START Data to examine

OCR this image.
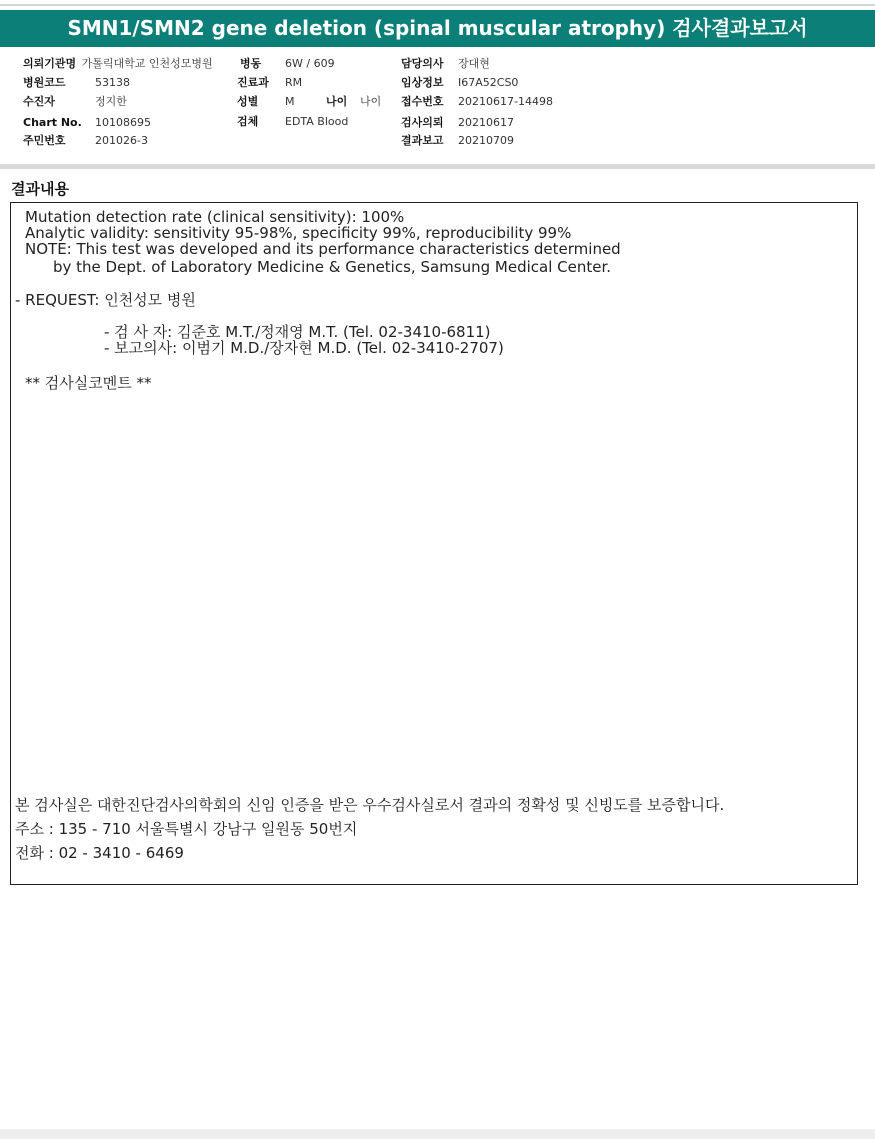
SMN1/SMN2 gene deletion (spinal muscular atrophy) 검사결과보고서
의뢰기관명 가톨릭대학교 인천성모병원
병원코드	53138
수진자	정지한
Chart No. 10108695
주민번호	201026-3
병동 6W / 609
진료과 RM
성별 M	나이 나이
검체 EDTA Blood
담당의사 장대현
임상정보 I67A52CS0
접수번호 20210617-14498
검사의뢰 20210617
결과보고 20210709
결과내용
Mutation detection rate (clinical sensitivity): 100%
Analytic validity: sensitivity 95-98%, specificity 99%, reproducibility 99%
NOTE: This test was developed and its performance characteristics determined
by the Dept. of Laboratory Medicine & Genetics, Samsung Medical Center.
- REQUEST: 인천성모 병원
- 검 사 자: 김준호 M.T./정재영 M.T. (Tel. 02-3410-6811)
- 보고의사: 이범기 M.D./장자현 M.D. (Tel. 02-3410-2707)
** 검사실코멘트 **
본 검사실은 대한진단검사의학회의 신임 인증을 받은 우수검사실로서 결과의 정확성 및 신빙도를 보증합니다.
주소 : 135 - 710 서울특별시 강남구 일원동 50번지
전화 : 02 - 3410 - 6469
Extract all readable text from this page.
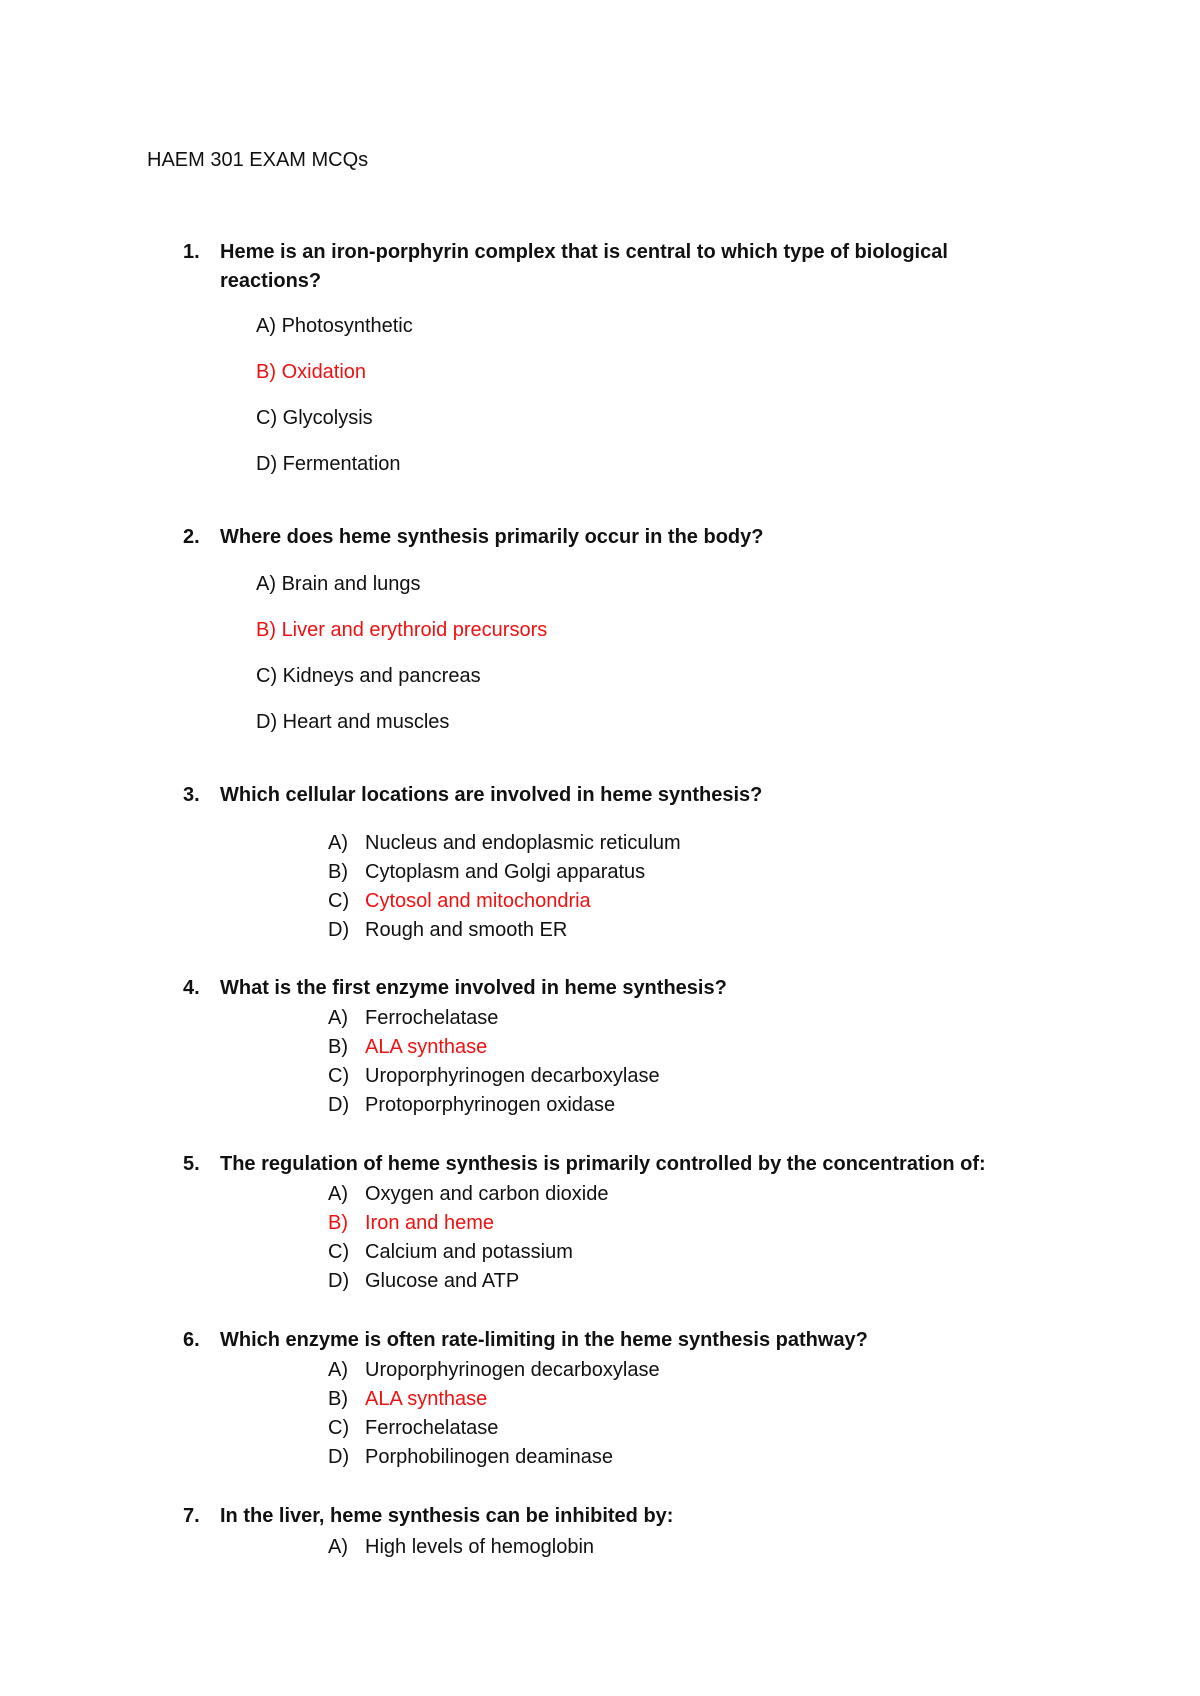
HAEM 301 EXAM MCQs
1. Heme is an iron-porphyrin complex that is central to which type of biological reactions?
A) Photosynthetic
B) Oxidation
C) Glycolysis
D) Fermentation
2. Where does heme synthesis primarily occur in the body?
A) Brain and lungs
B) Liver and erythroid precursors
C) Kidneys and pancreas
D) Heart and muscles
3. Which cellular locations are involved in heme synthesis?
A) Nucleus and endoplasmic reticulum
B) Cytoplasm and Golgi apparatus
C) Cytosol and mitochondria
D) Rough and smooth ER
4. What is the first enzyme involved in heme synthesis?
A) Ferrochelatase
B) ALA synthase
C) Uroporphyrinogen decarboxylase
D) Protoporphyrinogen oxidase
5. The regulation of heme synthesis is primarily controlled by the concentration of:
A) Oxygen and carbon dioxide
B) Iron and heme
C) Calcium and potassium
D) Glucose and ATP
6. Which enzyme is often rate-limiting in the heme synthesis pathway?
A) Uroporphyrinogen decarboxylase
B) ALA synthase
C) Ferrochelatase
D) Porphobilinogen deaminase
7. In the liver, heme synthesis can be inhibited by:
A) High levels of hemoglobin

END Data to examine
START Data to examine

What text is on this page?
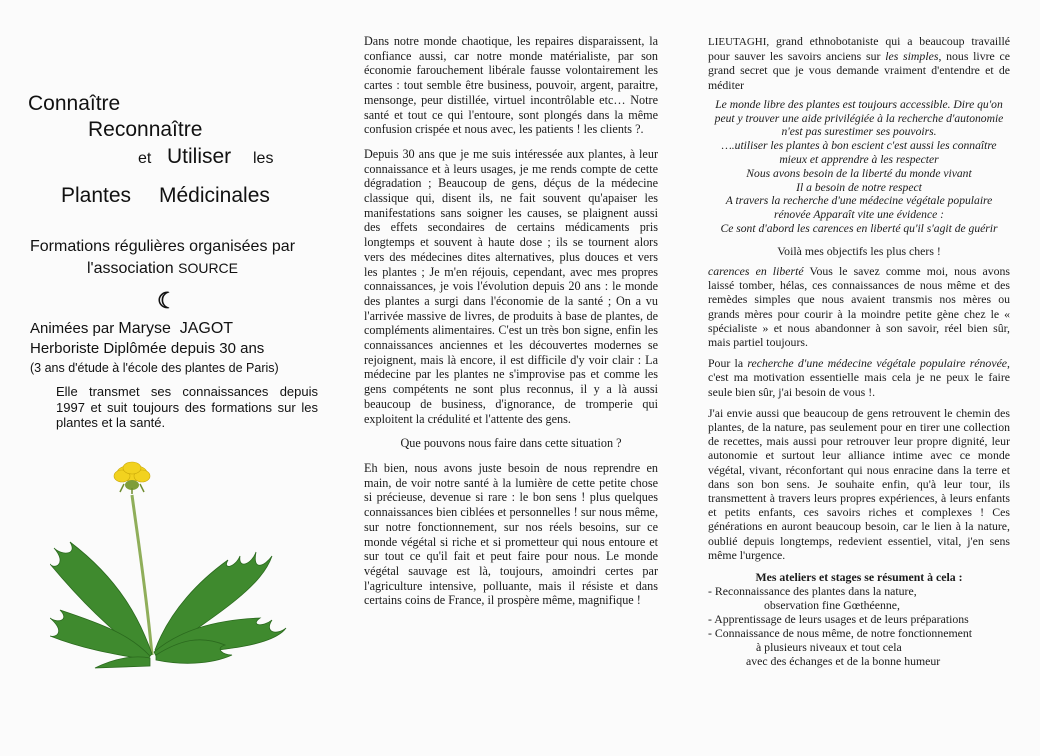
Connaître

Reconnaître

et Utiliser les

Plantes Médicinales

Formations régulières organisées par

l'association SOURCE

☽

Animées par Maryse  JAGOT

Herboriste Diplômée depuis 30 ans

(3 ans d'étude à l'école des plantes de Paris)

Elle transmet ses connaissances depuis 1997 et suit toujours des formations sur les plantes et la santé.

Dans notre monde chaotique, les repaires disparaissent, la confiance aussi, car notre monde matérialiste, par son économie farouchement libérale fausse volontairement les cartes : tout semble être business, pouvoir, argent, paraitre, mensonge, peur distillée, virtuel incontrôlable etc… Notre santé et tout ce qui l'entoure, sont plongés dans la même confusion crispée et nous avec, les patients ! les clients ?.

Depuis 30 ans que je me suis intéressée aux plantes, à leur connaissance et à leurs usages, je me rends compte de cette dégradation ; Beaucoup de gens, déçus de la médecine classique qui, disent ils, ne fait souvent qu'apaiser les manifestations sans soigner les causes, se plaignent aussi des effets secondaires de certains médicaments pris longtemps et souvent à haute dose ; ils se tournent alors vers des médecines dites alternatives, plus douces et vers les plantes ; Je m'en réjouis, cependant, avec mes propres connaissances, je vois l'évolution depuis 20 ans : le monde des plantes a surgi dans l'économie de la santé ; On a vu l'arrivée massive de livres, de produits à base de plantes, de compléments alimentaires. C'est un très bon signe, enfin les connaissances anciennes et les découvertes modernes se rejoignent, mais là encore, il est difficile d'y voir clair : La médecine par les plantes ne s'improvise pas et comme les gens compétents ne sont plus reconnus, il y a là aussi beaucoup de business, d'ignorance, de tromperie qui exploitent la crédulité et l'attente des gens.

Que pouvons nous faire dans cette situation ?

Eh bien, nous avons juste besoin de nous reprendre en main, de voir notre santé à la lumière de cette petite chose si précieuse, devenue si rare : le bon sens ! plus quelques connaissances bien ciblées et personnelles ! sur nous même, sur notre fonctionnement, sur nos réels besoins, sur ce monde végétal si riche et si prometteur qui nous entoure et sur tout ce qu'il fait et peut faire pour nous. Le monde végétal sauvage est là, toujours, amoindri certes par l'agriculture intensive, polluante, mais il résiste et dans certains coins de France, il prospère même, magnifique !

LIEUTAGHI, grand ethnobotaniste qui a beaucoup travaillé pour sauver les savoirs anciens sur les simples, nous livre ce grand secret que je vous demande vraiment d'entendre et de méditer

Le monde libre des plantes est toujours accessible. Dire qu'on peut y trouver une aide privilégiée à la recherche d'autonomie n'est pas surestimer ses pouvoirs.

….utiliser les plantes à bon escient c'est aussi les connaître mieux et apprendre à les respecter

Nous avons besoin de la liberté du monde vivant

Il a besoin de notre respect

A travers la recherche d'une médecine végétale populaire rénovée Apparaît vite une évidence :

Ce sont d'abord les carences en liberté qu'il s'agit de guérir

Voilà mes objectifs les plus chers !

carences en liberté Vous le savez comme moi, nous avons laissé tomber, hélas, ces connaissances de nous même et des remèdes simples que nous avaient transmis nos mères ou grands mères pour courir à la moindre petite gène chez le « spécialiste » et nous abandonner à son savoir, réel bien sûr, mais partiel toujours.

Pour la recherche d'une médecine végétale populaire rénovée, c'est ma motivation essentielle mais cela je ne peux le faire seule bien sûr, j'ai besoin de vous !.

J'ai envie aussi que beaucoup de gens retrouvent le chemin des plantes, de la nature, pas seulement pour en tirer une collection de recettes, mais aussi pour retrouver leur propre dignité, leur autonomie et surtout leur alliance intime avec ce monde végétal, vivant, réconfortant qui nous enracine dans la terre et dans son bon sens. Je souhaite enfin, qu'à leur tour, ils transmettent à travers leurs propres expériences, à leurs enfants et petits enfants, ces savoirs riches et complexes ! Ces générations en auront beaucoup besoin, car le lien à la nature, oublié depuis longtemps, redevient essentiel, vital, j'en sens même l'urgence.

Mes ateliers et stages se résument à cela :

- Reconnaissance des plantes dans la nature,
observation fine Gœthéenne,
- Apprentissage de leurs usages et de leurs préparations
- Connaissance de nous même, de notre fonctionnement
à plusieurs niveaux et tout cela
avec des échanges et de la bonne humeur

END Data to examine

[Task goal]: All lines in the listing above with the string "Uroporphyrinogen" should be returned.

[The answer]:
C) Uroporphyrinogen decarboxylase
A) Uroporphyrinogen decarboxylase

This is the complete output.